_Extracted data_.
— BEGIN —
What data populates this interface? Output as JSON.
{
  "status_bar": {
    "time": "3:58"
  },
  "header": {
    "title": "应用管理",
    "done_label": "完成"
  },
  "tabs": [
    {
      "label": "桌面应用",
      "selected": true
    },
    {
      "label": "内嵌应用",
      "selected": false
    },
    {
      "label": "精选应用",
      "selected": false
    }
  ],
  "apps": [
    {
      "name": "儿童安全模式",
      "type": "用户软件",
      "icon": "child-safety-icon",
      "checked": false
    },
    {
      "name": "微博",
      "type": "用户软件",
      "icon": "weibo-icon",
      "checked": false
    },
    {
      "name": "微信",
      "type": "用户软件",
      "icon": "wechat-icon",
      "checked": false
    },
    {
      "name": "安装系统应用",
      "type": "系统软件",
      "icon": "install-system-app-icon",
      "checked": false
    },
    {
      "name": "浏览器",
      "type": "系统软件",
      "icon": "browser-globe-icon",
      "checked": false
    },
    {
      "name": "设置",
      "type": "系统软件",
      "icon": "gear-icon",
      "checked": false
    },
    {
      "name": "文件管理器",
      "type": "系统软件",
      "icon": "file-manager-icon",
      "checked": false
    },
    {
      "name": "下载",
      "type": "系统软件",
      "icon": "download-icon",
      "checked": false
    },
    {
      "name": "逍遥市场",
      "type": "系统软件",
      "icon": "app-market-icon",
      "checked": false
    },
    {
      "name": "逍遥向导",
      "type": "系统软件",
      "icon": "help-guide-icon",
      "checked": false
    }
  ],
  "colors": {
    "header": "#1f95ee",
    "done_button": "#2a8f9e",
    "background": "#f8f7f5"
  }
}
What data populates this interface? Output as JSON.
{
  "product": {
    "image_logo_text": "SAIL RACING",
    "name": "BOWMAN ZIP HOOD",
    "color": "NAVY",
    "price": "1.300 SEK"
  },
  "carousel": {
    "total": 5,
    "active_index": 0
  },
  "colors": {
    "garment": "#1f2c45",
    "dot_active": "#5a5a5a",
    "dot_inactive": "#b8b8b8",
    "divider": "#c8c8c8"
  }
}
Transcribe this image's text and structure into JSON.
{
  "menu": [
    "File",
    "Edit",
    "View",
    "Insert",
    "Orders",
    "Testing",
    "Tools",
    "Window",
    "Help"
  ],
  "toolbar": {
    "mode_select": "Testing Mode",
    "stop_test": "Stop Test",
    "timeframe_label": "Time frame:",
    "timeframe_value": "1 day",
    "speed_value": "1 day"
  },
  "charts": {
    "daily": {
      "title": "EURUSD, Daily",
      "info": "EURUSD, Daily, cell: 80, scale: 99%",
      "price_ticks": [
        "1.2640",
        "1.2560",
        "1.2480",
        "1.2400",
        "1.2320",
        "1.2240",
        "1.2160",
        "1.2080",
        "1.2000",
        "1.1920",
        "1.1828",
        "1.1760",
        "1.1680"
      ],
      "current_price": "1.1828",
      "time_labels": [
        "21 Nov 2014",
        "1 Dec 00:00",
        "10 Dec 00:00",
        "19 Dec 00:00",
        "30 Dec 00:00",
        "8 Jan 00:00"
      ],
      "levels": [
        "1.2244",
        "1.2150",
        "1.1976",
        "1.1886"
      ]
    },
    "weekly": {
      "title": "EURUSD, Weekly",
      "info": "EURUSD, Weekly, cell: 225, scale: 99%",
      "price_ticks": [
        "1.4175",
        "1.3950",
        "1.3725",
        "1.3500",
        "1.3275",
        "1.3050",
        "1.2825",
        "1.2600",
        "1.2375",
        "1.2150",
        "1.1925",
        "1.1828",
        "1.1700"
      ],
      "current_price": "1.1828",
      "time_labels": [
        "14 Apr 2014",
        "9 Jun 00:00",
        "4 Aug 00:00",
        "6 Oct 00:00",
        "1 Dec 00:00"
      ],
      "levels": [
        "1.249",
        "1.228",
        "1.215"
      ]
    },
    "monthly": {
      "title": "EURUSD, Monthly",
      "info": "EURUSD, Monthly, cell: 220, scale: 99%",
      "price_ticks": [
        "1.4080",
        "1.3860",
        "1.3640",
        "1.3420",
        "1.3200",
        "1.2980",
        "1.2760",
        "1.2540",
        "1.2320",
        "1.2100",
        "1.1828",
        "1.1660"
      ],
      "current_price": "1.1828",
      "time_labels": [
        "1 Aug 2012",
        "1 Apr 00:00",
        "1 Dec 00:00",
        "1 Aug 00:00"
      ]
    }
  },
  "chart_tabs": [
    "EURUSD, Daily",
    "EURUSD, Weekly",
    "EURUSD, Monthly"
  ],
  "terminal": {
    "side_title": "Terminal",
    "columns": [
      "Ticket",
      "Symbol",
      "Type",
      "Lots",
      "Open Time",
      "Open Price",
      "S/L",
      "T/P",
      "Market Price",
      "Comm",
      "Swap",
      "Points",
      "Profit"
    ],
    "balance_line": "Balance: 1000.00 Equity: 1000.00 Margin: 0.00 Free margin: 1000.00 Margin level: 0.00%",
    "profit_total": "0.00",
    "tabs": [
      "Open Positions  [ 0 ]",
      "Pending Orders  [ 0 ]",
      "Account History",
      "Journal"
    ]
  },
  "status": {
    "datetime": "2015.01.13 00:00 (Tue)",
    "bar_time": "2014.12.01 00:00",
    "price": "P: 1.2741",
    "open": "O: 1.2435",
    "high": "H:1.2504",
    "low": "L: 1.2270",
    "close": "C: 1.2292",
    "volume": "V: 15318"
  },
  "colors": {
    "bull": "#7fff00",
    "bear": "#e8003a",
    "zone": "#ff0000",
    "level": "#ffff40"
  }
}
— END —
_Requirement_.
Retype the records that precede this task, keeping them exactly the same.

_Task response_.
What data populates this interface? Output as JSON.
{
  "status_bar": {
    "time": "3:58"
  },
  "header": {
    "title": "应用管理",
    "done_label": "完成"
  },
  "tabs": [
    {
      "label": "桌面应用",
      "selected": true
    },
    {
      "label": "内嵌应用",
      "selected": false
    },
    {
      "label": "精选应用",
      "selected": false
    }
  ],
  "apps": [
    {
      "name": "儿童安全模式",
      "type": "用户软件",
      "icon": "child-safety-icon",
      "checked": false
    },
    {
      "name": "微博",
      "type": "用户软件",
      "icon": "weibo-icon",
      "checked": false
    },
    {
      "name": "微信",
      "type": "用户软件",
      "icon": "wechat-icon",
      "checked": false
    },
    {
      "name": "安装系统应用",
      "type": "系统软件",
      "icon": "install-system-app-icon",
      "checked": false
    },
    {
      "name": "浏览器",
      "type": "系统软件",
      "icon": "browser-globe-icon",
      "checked": false
    },
    {
      "name": "设置",
      "type": "系统软件",
      "icon": "gear-icon",
      "checked": false
    },
    {
      "name": "文件管理器",
      "type": "系统软件",
      "icon": "file-manager-icon",
      "checked": false
    },
    {
      "name": "下载",
      "type": "系统软件",
      "icon": "download-icon",
      "checked": false
    },
    {
      "name": "逍遥市场",
      "type": "系统软件",
      "icon": "app-market-icon",
      "checked": false
    },
    {
      "name": "逍遥向导",
      "type": "系统软件",
      "icon": "help-guide-icon",
      "checked": false
    }
  ],
  "colors": {
    "header": "#1f95ee",
    "done_button": "#2a8f9e",
    "background": "#f8f7f5"
  }
}
What data populates this interface? Output as JSON.
{
  "product": {
    "image_logo_text": "SAIL RACING",
    "name": "BOWMAN ZIP HOOD",
    "color": "NAVY",
    "price": "1.300 SEK"
  },
  "carousel": {
    "total": 5,
    "active_index": 0
  },
  "colors": {
    "garment": "#1f2c45",
    "dot_active": "#5a5a5a",
    "dot_inactive": "#b8b8b8",
    "divider": "#c8c8c8"
  }
}
Transcribe this image's text and structure into JSON.
{
  "menu": [
    "File",
    "Edit",
    "View",
    "Insert",
    "Orders",
    "Testing",
    "Tools",
    "Window",
    "Help"
  ],
  "toolbar": {
    "mode_select": "Testing Mode",
    "stop_test": "Stop Test",
    "timeframe_label": "Time frame:",
    "timeframe_value": "1 day",
    "speed_value": "1 day"
  },
  "charts": {
    "daily": {
      "title": "EURUSD, Daily",
      "info": "EURUSD, Daily, cell: 80, scale: 99%",
      "price_ticks": [
        "1.2640",
        "1.2560",
        "1.2480",
        "1.2400",
        "1.2320",
        "1.2240",
        "1.2160",
        "1.2080",
        "1.2000",
        "1.1920",
        "1.1828",
        "1.1760",
        "1.1680"
      ],
      "current_price": "1.1828",
      "time_labels": [
        "21 Nov 2014",
        "1 Dec 00:00",
        "10 Dec 00:00",
        "19 Dec 00:00",
        "30 Dec 00:00",
        "8 Jan 00:00"
      ],
      "levels": [
        "1.2244",
        "1.2150",
        "1.1976",
        "1.1886"
      ]
    },
    "weekly": {
      "title": "EURUSD, Weekly",
      "info": "EURUSD, Weekly, cell: 225, scale: 99%",
      "price_ticks": [
        "1.4175",
        "1.3950",
        "1.3725",
        "1.3500",
        "1.3275",
        "1.3050",
        "1.2825",
        "1.2600",
        "1.2375",
        "1.2150",
        "1.1925",
        "1.1828",
        "1.1700"
      ],
      "current_price": "1.1828",
      "time_labels": [
        "14 Apr 2014",
        "9 Jun 00:00",
        "4 Aug 00:00",
        "6 Oct 00:00",
        "1 Dec 00:00"
      ],
      "levels": [
        "1.249",
        "1.228",
        "1.215"
      ]
    },
    "monthly": {
      "title": "EURUSD, Monthly",
      "info": "EURUSD, Monthly, cell: 220, scale: 99%",
      "price_ticks": [
        "1.4080",
        "1.3860",
        "1.3640",
        "1.3420",
        "1.3200",
        "1.2980",
        "1.2760",
        "1.2540",
        "1.2320",
        "1.2100",
        "1.1828",
        "1.1660"
      ],
      "current_price": "1.1828",
      "time_labels": [
        "1 Aug 2012",
        "1 Apr 00:00",
        "1 Dec 00:00",
        "1 Aug 00:00"
      ]
    }
  },
  "chart_tabs": [
    "EURUSD, Daily",
    "EURUSD, Weekly",
    "EURUSD, Monthly"
  ],
  "terminal": {
    "side_title": "Terminal",
    "columns": [
      "Ticket",
      "Symbol",
      "Type",
      "Lots",
      "Open Time",
      "Open Price",
      "S/L",
      "T/P",
      "Market Price",
      "Comm",
      "Swap",
      "Points",
      "Profit"
    ],
    "balance_line": "Balance: 1000.00 Equity: 1000.00 Margin: 0.00 Free margin: 1000.00 Margin level: 0.00%",
    "profit_total": "0.00",
    "tabs": [
      "Open Positions  [ 0 ]",
      "Pending Orders  [ 0 ]",
      "Account History",
      "Journal"
    ]
  },
  "status": {
    "datetime": "2015.01.13 00:00 (Tue)",
    "bar_time": "2014.12.01 00:00",
    "price": "P: 1.2741",
    "open": "O: 1.2435",
    "high": "H:1.2504",
    "low": "L: 1.2270",
    "close": "C: 1.2292",
    "volume": "V: 15318"
  },
  "colors": {
    "bull": "#7fff00",
    "bear": "#e8003a",
    "zone": "#ff0000",
    "level": "#ffff40"
  }
}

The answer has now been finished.